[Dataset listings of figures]
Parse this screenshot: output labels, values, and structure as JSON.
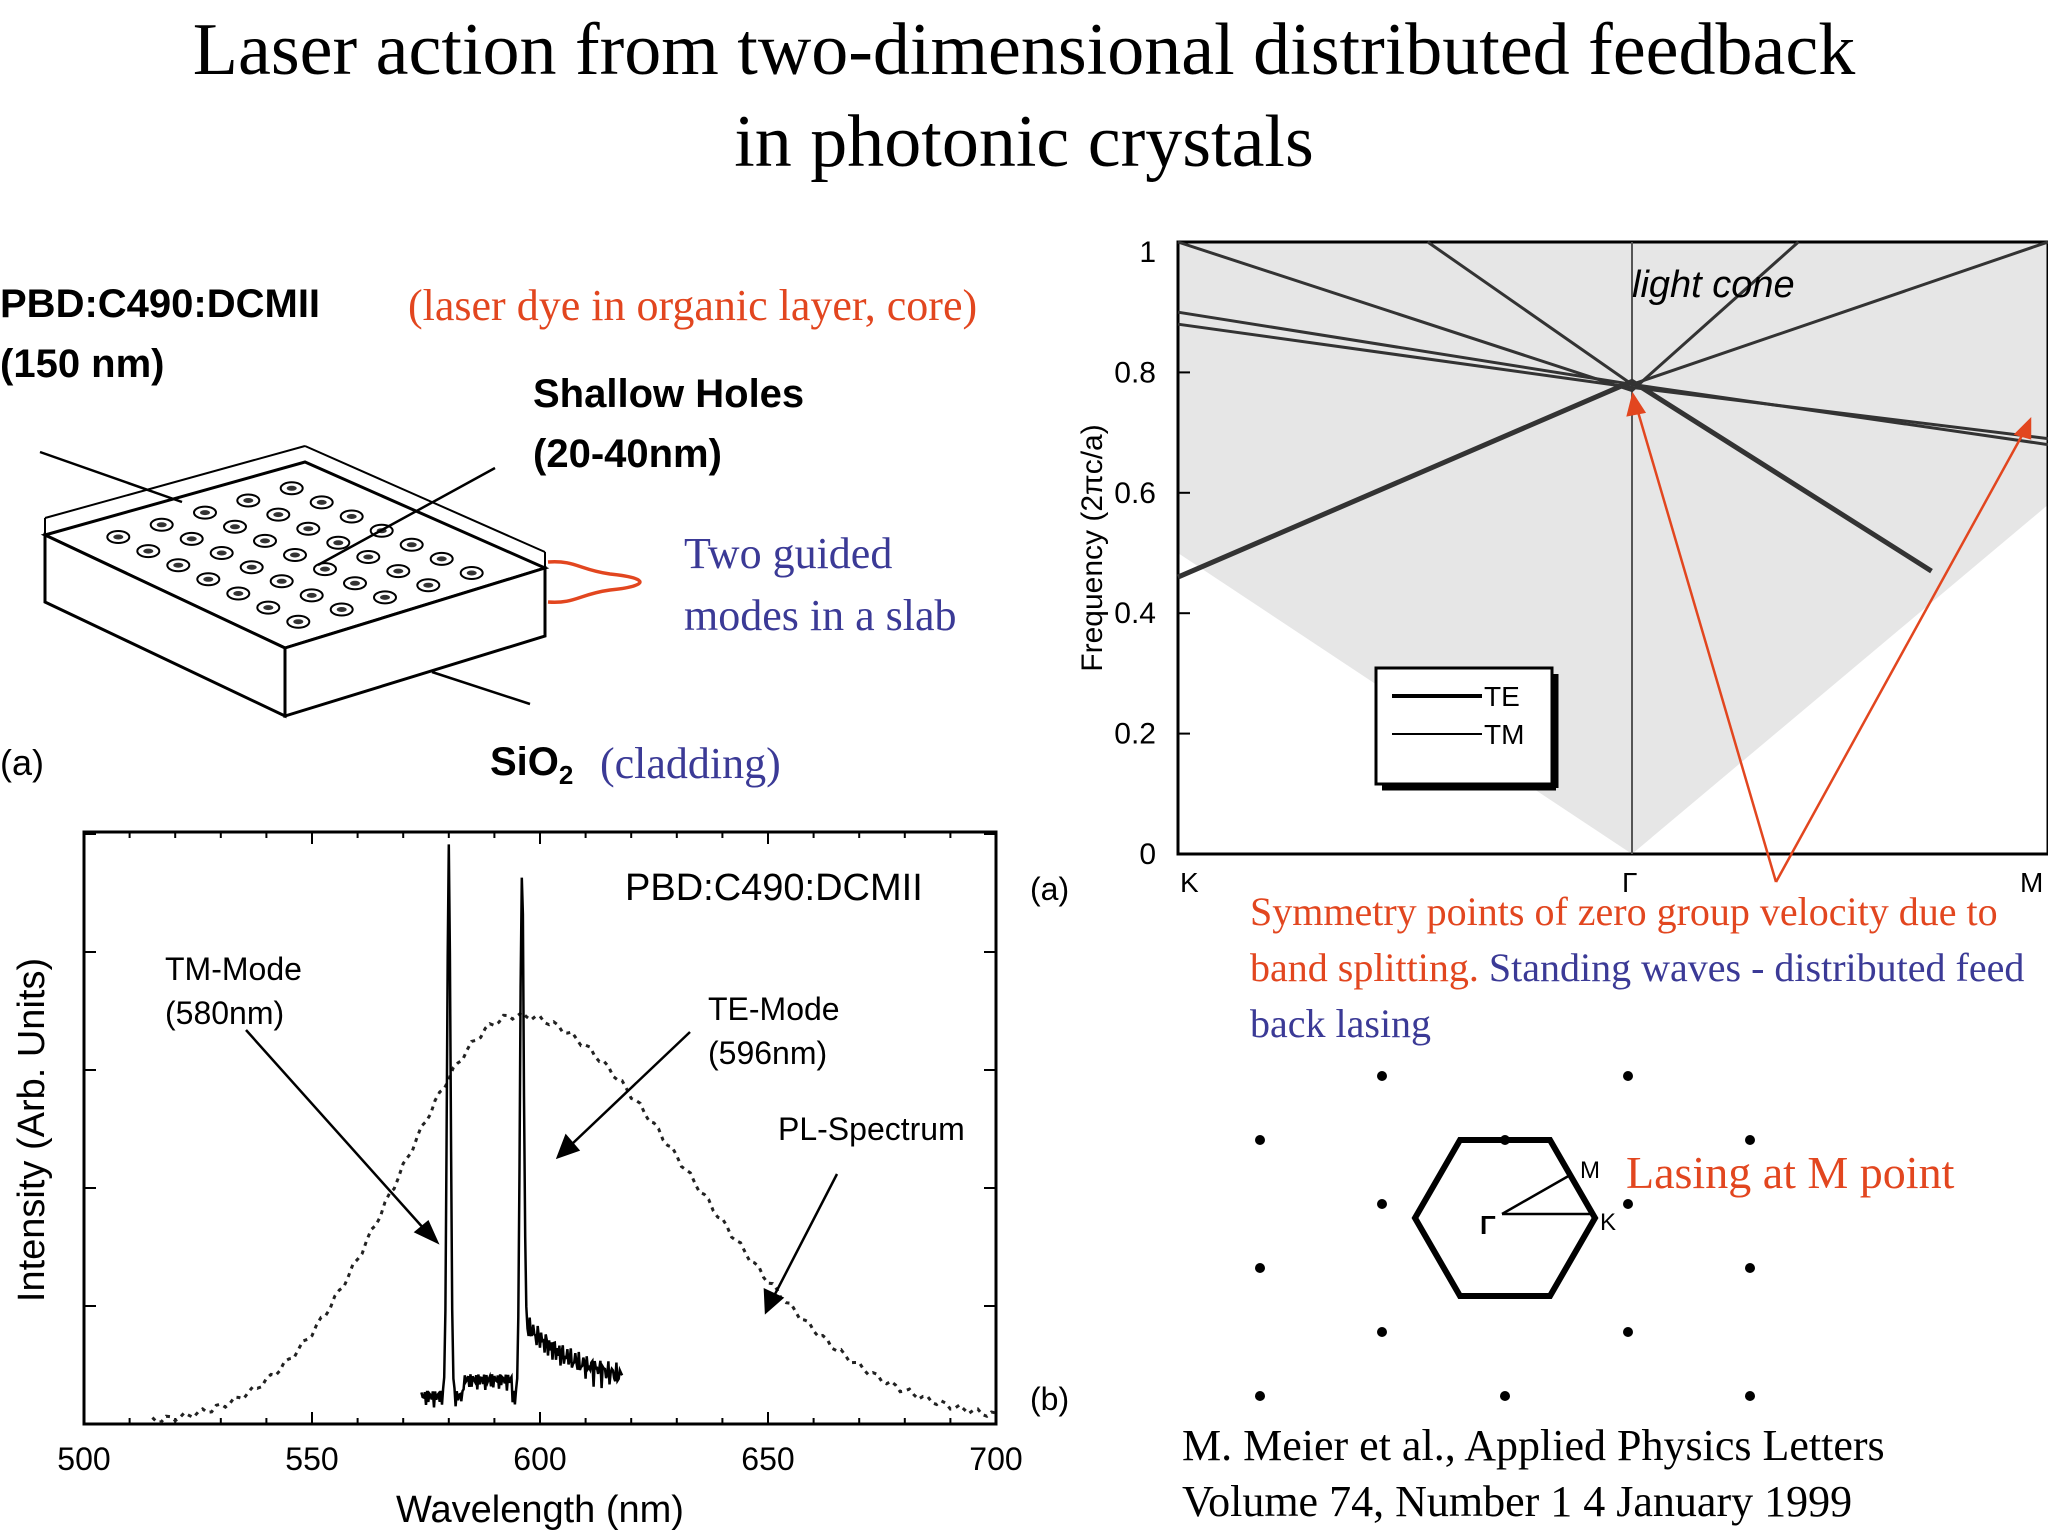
{
  "title": {
    "line1": "Laser action from two-dimensional distributed feedback",
    "line2": "in photonic crystals"
  },
  "slab_figure": {
    "material": "PBD:C490:DCMII",
    "material_note": "(laser dye in organic layer, core)",
    "thickness": "(150 nm)",
    "holes_label": "Shallow Holes",
    "holes_depth": "(20-40nm)",
    "modes_line1": "Two guided",
    "modes_line2": "modes in a slab",
    "substrate": "SiO",
    "substrate_sub": "2",
    "substrate_note": "(cladding)",
    "panel": "(a)"
  },
  "band_figure": {
    "light_cone": "light cone",
    "ylabel": "Frequency  (2πc/a)",
    "legend_te": "TE",
    "legend_tm": "TM",
    "sym_k": "K",
    "sym_gamma": "Γ",
    "sym_m": "M",
    "explain_red": "Symmetry points of zero group velocity due to band splitting.",
    "explain_blue": "Standing waves - distributed feed back lasing"
  },
  "lattice_figure": {
    "label_m": "M",
    "label_k": "K",
    "label_gamma": "Γ",
    "lasing": "Lasing at M point"
  },
  "citation": {
    "line1": "M. Meier et al., Applied Physics Letters",
    "line2": "Volume 74, Number 1 4 January 1999"
  },
  "chart_data": [
    {
      "type": "line",
      "title": "PBD:C490:DCMII",
      "xlabel": "Wavelength (nm)",
      "ylabel": "Intensity (Arb. Units)",
      "xlim": [
        500,
        700
      ],
      "xticks": [
        "500",
        "550",
        "600",
        "650",
        "700"
      ],
      "panel_labels": [
        "(a)",
        "(b)"
      ],
      "annotations": [
        {
          "label": "TM-Mode",
          "sub": "(580nm)",
          "x": 580
        },
        {
          "label": "TE-Mode",
          "sub": "(596nm)",
          "x": 596
        },
        {
          "label": "PL-Spectrum",
          "sub": "",
          "x": 650
        }
      ],
      "series": [
        {
          "name": "PL-Spectrum",
          "style": "dashed",
          "peak_x": 595,
          "sigma_left": 26,
          "sigma_right": 38,
          "peak": 0.74
        },
        {
          "name": "Lasing",
          "style": "solid",
          "x_start": 574,
          "x_end": 618,
          "peaks": [
            {
              "x": 580,
              "height": 1.0
            },
            {
              "x": 596,
              "height": 0.93
            }
          ]
        }
      ]
    },
    {
      "type": "line",
      "title": "",
      "xlabel": "",
      "ylabel": "Frequency  (2πc/a)",
      "ylim": [
        0,
        1
      ],
      "yticks": [
        "0",
        "0.2",
        "0.4",
        "0.6",
        "0.8",
        "1"
      ],
      "x_categories": [
        "K",
        "Γ",
        "M"
      ],
      "legend": [
        "TE",
        "TM"
      ],
      "series": [
        {
          "name": "light cone",
          "points": [
            [
              0,
              0.5
            ],
            [
              1,
              0
            ],
            [
              2,
              0.58
            ]
          ]
        },
        {
          "name": "band-1",
          "points": [
            [
              0,
              0.46
            ],
            [
              1,
              0.785
            ],
            [
              1.72,
              0.47
            ]
          ]
        },
        {
          "name": "band-2",
          "points": [
            [
              0,
              0.9
            ],
            [
              1,
              0.78
            ],
            [
              2,
              0.68
            ]
          ]
        },
        {
          "name": "band-3",
          "points": [
            [
              0,
              0.88
            ],
            [
              1,
              0.775
            ],
            [
              2,
              0.69
            ]
          ]
        },
        {
          "name": "band-4",
          "points": [
            [
              0,
              1.05
            ],
            [
              1,
              0.77
            ],
            [
              1.4,
              1.05
            ]
          ]
        },
        {
          "name": "band-5",
          "points": [
            [
              0.55,
              1.05
            ],
            [
              1,
              0.78
            ],
            [
              2,
              1.06
            ]
          ]
        }
      ]
    }
  ]
}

• Aim
Extract all the data above exactly, excluding every picture.

• Task response
Parse this screenshot: output labels, values, and structure as JSON.
{
  "title": {
    "line1": "Laser action from two-dimensional distributed feedback",
    "line2": "in photonic crystals"
  },
  "slab_figure": {
    "material": "PBD:C490:DCMII",
    "material_note": "(laser dye in organic layer, core)",
    "thickness": "(150 nm)",
    "holes_label": "Shallow Holes",
    "holes_depth": "(20-40nm)",
    "modes_line1": "Two guided",
    "modes_line2": "modes in a slab",
    "substrate": "SiO",
    "substrate_sub": "2",
    "substrate_note": "(cladding)",
    "panel": "(a)"
  },
  "band_figure": {
    "light_cone": "light cone",
    "ylabel": "Frequency  (2πc/a)",
    "legend_te": "TE",
    "legend_tm": "TM",
    "sym_k": "K",
    "sym_gamma": "Γ",
    "sym_m": "M",
    "explain_red": "Symmetry points of zero group velocity due to band splitting.",
    "explain_blue": "Standing waves - distributed feed back lasing"
  },
  "lattice_figure": {
    "label_m": "M",
    "label_k": "K",
    "label_gamma": "Γ",
    "lasing": "Lasing at M point"
  },
  "citation": {
    "line1": "M. Meier et al., Applied Physics Letters",
    "line2": "Volume 74, Number 1 4 January 1999"
  },
  "chart_data": [
    {
      "type": "line",
      "title": "PBD:C490:DCMII",
      "xlabel": "Wavelength (nm)",
      "ylabel": "Intensity (Arb. Units)",
      "xlim": [
        500,
        700
      ],
      "xticks": [
        "500",
        "550",
        "600",
        "650",
        "700"
      ],
      "panel_labels": [
        "(a)",
        "(b)"
      ],
      "annotations": [
        {
          "label": "TM-Mode",
          "sub": "(580nm)",
          "x": 580
        },
        {
          "label": "TE-Mode",
          "sub": "(596nm)",
          "x": 596
        },
        {
          "label": "PL-Spectrum",
          "sub": "",
          "x": 650
        }
      ],
      "series": [
        {
          "name": "PL-Spectrum",
          "style": "dashed",
          "peak_x": 595,
          "sigma_left": 26,
          "sigma_right": 38,
          "peak": 0.74
        },
        {
          "name": "Lasing",
          "style": "solid",
          "x_start": 574,
          "x_end": 618,
          "peaks": [
            {
              "x": 580,
              "height": 1.0
            },
            {
              "x": 596,
              "height": 0.93
            }
          ]
        }
      ]
    },
    {
      "type": "line",
      "title": "",
      "xlabel": "",
      "ylabel": "Frequency  (2πc/a)",
      "ylim": [
        0,
        1
      ],
      "yticks": [
        "0",
        "0.2",
        "0.4",
        "0.6",
        "0.8",
        "1"
      ],
      "x_categories": [
        "K",
        "Γ",
        "M"
      ],
      "legend": [
        "TE",
        "TM"
      ],
      "series": [
        {
          "name": "light cone",
          "points": [
            [
              0,
              0.5
            ],
            [
              1,
              0
            ],
            [
              2,
              0.58
            ]
          ]
        },
        {
          "name": "band-1",
          "points": [
            [
              0,
              0.46
            ],
            [
              1,
              0.785
            ],
            [
              1.72,
              0.47
            ]
          ]
        },
        {
          "name": "band-2",
          "points": [
            [
              0,
              0.9
            ],
            [
              1,
              0.78
            ],
            [
              2,
              0.68
            ]
          ]
        },
        {
          "name": "band-3",
          "points": [
            [
              0,
              0.88
            ],
            [
              1,
              0.775
            ],
            [
              2,
              0.69
            ]
          ]
        },
        {
          "name": "band-4",
          "points": [
            [
              0,
              1.05
            ],
            [
              1,
              0.77
            ],
            [
              1.4,
              1.05
            ]
          ]
        },
        {
          "name": "band-5",
          "points": [
            [
              0.55,
              1.05
            ],
            [
              1,
              0.78
            ],
            [
              2,
              1.06
            ]
          ]
        }
      ]
    }
  ]
}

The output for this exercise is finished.